** Consignes de travail **
#1 Reproduisez le passage du texte sur le remboursement de la TPS payée par erreur en commençant à « [25]         Il ne » et en terminant à « onglet 13, page 240). ».
#2 Prolongez le texte sur le remboursement de la TPS payée par erreur à partir de sa dernière phrase.
═══ Texte présenté
Remboursement d’un montant payé par erreur

 

261. (1) Dans le cas où une personne paie un montant au titre de la taxe, de la taxe nette, des pénalités, des intérêts ou d’une autre obligation selon la présente partie alors qu’elle n’avait pas à le payer ou à le verser, ou paie un tel montant qui est pris en compte à ce titre, le ministre lui rembourse le montant, indépendamment du fait qu’il ait été payé par erreur ou autrement.

 

I - Remboursement de TPS payée par erreur : paragraphe 261(1) LTA

 

[25]         Il ne semble pas contesté que l’appelante n’avait pas de TPS à payer sur le montant de la réclamation faite par Caterpillar au syndic de faillite. Bien que l’agent d’opposition ait reconnu dans son mémoire que Caterpillar avait déterminé la valeur actuelle de la totalité du solde dû par l’appelante à titre de dommages‑intérêts sur la base des montants de loyer à payer mensuellement, incluant la TPS et la TVQ, il était d’avis qu’il n’y avait aucune fourniture taxable effectuée au profit de l’appelante sur laquelle il y aurait  eu une taxe applicable en vertu de la LTA (voir Mémoire sur opposition, pièce A‑1, onglet 13, page 240).

 

[26]         Ainsi, la pierre d’achoppement réside non pas dans le fait qu’il n’y avait aucune taxe payable, mais dans le fait que l’intimée ne reconnaît pas qu’il y ait eu paiement de la taxe, alors que l’appelante dit qu’elle a bel et bien payé cette taxe par erreur. De fait, pour avoir droit au remboursement, l’appelante doit établir qu’elle a, dans les faits, payé cette taxe qui ne devait pas être payée.

 

[27]         L’appelante soutient qu’elle l’a payée puisque la TPS a été prise en compte pour établir le montant de la réclamation de Caterpillar, laquelle a reçu en retour de l’argent et des actions de Century, qui avait auparavant fait l’acquisition de tous les actifs de l’appelante en assumant ses dettes.
══════
═══ Données extraites
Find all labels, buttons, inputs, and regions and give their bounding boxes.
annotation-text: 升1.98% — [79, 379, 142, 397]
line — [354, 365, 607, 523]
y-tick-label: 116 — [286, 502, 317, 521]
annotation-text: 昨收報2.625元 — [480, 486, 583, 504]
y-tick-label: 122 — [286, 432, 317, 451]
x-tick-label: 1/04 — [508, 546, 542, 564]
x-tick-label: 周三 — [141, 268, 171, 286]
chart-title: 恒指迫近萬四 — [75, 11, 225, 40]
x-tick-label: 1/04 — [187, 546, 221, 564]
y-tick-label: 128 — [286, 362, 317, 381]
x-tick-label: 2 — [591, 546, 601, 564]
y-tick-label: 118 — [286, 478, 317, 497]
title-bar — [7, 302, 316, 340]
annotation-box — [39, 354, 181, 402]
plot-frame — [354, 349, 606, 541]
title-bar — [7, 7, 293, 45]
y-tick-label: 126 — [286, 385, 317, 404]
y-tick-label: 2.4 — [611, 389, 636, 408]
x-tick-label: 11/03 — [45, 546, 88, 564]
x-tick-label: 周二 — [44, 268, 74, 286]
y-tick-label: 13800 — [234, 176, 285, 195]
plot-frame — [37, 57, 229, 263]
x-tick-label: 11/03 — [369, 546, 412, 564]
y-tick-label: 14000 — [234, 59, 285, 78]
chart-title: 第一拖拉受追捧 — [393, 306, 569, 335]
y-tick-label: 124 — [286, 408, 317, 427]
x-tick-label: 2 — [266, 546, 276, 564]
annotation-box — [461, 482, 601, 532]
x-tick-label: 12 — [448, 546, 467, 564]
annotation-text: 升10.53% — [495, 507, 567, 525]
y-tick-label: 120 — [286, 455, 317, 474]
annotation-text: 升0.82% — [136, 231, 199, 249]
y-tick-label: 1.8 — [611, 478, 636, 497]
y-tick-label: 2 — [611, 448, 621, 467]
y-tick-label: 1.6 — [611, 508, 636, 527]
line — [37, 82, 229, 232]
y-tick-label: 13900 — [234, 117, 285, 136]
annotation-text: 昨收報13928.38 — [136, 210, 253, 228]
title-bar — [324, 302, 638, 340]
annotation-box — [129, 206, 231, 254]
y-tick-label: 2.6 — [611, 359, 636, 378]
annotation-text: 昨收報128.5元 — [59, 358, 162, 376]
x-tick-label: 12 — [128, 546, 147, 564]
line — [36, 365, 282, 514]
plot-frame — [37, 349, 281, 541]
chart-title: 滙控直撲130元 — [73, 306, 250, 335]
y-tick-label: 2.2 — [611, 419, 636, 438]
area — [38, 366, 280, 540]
══════
** Réponses par tâche **
#1
[25]         Il ne semble pas contesté que l’appelante n’avait pas de TPS à payer sur le montant de la réclamation faite par Caterpillar au syndic de faillite. Bien que l’agent d’opposition ait reconnu dans son mémoire que Caterpillar avait déterminé la valeur actuelle de la totalité du solde dû par l’appelante à titre de dommages‑intérêts sur la base des montants de loyer à payer mensuellement, incluant la TPS et la TVQ, il était d’avis qu’il n’y avait aucune fourniture taxable effectuée au profit de l’appelante sur laquelle il y aurait  eu une taxe applicable en vertu de la LTA (voir Mémoire sur opposition, pièce A‑1, onglet 13, page 240).

#2
[28]         Que Caterpillar ait remis ou non la TPS au gouvernement (ce quelle devait faire si elle l’a réellement perçue[1]), cela ne modifie pas le droit de l’appelante de recevoir le remboursement, si, effectivement, elle prouve qu’elle a versé cette taxe par erreur au fournisseur (ici Caterpillar). Dans la mesure où elle peut prouver que Caterpillar a exigé la taxe par erreur, et qu’elle l’a payée, l’appelante a droit à un remboursement. De même, si Caterpillar a remis dans les faits cette taxe au gouvernement, ce n’est pas cette dernière qui peut réclamer un remboursement, puisqu’elle n’aurait remis qu’un montant perçu au titre de la taxe et payé par l’appelante. (Voir McDonell c. R, [2005] G.S.T.C. 134, aux paragraphes 21-34)

 

[29]         Quant à savoir si Caterpillar a exigé la TPS par erreur, j’aurais tendance à répondre par l’affirmative. L’article 8.5 du crédit‑bail, qui s’appliquait en cas de défaut, se lit comme suit :

8.5         Les recours en vertu des présentes en faveur du bailleur ne devront pas être considérés comme étant exclusifs mais seront cumulatifs et devront s’ajouter à tout autre recours dont il pourrait disposer en droit ou en équité; pourvu, néanmoins, que le bailleur ne soit pas autorisé à recouvrer un montant en dommages-intérêts qui soit supérieur à ce […] qu’il aurait pu gagner par suite de l’exécution complète, en temps opportun, des obligations du preneur en vertu de ce crédit-bail, incluant tous les frais, dépenses et coûts encourus par le bailleur pour exercer ses droits en vertu de ce crédit-bail et toutes les charges afférentes à un paiement en retard, tel que prévu à la clause 2.2 des présentes.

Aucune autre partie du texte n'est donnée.